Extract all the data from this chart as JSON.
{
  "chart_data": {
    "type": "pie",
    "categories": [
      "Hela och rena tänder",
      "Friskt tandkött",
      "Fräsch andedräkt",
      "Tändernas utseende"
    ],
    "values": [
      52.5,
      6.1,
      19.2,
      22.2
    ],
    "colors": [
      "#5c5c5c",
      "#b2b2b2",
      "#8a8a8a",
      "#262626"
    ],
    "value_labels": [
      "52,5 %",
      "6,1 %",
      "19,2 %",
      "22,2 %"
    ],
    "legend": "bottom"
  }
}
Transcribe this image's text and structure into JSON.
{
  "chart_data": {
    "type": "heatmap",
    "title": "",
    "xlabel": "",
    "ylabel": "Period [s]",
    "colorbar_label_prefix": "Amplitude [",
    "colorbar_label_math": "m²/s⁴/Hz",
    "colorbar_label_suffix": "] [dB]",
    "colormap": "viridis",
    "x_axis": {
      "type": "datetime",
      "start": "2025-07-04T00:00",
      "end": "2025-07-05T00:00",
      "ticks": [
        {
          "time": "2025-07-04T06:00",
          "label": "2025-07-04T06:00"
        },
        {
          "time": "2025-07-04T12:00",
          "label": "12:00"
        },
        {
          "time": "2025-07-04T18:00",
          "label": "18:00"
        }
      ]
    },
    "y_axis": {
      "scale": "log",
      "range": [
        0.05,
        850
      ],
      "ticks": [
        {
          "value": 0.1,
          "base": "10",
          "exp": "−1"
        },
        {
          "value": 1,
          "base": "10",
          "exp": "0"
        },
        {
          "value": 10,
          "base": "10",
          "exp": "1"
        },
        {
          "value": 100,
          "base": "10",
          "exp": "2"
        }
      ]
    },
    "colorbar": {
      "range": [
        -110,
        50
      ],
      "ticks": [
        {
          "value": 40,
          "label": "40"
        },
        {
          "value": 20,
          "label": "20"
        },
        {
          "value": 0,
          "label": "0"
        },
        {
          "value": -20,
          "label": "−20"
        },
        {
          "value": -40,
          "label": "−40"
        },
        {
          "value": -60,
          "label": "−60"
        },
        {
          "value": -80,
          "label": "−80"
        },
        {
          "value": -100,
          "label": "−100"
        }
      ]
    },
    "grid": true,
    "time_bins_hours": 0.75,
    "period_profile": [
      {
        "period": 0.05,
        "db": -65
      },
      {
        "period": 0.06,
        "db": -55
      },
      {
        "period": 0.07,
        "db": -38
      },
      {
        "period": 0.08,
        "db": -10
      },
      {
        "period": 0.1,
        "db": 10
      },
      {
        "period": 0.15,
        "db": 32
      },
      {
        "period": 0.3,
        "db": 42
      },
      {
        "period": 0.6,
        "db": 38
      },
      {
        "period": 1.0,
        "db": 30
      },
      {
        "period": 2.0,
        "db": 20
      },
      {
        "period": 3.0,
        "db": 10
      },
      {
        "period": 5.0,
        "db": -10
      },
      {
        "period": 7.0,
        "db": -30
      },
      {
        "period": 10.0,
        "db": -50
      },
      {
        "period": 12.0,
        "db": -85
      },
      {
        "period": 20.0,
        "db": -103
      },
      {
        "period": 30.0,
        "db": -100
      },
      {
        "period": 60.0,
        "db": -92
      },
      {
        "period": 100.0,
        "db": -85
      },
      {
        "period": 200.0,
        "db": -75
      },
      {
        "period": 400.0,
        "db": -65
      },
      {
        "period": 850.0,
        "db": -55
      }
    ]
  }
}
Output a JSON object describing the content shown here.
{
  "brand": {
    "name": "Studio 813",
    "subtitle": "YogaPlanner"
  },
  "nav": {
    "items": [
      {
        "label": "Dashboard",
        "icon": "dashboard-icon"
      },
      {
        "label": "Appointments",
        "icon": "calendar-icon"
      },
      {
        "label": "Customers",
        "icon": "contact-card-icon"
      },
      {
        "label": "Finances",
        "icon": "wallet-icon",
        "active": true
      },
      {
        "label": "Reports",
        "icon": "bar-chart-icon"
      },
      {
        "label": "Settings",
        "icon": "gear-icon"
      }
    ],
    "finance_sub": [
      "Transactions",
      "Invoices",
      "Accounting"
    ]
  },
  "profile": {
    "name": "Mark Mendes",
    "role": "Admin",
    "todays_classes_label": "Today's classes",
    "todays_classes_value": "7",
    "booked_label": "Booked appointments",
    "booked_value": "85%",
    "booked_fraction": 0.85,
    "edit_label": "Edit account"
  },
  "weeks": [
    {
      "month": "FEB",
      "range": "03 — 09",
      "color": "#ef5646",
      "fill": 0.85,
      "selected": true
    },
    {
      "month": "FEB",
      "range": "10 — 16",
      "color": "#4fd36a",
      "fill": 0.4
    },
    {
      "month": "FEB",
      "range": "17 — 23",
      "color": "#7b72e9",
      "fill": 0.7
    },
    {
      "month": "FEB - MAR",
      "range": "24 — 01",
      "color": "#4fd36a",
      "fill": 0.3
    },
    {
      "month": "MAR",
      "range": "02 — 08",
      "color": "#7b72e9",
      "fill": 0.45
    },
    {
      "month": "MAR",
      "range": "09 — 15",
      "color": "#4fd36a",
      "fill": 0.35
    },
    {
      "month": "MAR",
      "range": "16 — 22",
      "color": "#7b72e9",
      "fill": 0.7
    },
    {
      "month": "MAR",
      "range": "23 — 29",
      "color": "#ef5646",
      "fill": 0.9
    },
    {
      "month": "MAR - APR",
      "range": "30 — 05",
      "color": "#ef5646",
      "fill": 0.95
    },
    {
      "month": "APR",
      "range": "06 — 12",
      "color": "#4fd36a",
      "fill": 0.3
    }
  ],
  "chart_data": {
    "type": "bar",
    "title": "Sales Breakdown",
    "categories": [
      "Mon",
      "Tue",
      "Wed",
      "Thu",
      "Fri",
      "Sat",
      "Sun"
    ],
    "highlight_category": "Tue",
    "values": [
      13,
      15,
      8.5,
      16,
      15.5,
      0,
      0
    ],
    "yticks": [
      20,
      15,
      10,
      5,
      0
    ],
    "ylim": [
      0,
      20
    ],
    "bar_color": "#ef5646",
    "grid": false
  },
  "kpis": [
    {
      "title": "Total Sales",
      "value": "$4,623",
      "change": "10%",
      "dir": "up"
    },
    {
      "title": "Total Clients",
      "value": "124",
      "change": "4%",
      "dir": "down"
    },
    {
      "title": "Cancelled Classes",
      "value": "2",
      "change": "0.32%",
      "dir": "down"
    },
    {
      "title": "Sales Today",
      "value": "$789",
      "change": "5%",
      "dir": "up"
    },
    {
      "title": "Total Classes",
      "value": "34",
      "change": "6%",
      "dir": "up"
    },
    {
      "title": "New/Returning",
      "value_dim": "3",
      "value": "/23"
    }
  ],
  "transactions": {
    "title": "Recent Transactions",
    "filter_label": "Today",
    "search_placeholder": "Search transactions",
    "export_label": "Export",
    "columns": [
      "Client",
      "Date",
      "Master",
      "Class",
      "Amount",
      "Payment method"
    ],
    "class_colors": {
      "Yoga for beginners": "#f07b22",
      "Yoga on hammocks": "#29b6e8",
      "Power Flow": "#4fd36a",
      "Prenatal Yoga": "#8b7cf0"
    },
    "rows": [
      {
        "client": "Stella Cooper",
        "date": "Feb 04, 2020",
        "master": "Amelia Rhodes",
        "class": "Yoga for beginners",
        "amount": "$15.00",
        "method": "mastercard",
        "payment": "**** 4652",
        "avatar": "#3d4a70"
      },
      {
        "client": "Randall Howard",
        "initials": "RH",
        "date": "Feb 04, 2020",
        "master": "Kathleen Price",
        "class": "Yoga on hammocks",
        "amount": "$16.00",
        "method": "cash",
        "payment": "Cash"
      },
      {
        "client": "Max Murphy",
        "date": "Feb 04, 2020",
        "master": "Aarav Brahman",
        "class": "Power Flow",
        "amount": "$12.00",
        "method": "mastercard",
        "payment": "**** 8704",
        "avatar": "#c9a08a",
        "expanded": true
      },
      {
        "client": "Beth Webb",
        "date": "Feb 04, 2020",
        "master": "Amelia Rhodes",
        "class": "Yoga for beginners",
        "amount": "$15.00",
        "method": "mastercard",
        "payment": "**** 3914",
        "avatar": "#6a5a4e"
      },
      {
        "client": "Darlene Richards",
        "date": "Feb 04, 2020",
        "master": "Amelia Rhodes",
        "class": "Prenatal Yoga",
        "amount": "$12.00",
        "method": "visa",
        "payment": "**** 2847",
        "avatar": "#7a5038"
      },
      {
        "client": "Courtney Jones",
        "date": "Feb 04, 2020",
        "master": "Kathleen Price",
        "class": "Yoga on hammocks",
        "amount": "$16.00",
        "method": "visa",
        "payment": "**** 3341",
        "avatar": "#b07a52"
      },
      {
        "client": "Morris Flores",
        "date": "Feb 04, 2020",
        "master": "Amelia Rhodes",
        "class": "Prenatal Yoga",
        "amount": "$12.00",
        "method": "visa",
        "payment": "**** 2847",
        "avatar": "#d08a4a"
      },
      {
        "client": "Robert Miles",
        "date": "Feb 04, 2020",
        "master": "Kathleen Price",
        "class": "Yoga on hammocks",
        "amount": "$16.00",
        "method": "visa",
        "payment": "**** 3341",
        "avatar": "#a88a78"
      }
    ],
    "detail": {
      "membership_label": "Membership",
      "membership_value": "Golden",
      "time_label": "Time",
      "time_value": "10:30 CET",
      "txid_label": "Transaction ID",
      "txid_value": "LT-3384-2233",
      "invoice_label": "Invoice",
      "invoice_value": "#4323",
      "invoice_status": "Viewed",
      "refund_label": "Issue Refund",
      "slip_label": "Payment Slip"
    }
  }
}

________________

> **PROBLEM**
In the material above, show every line where the word "change" turns up.

> **THE OUTPUT**
      "change": "10%",
      "change": "4%",
      "change": "0.32%",
      "change": "5%",
      "change": "6%",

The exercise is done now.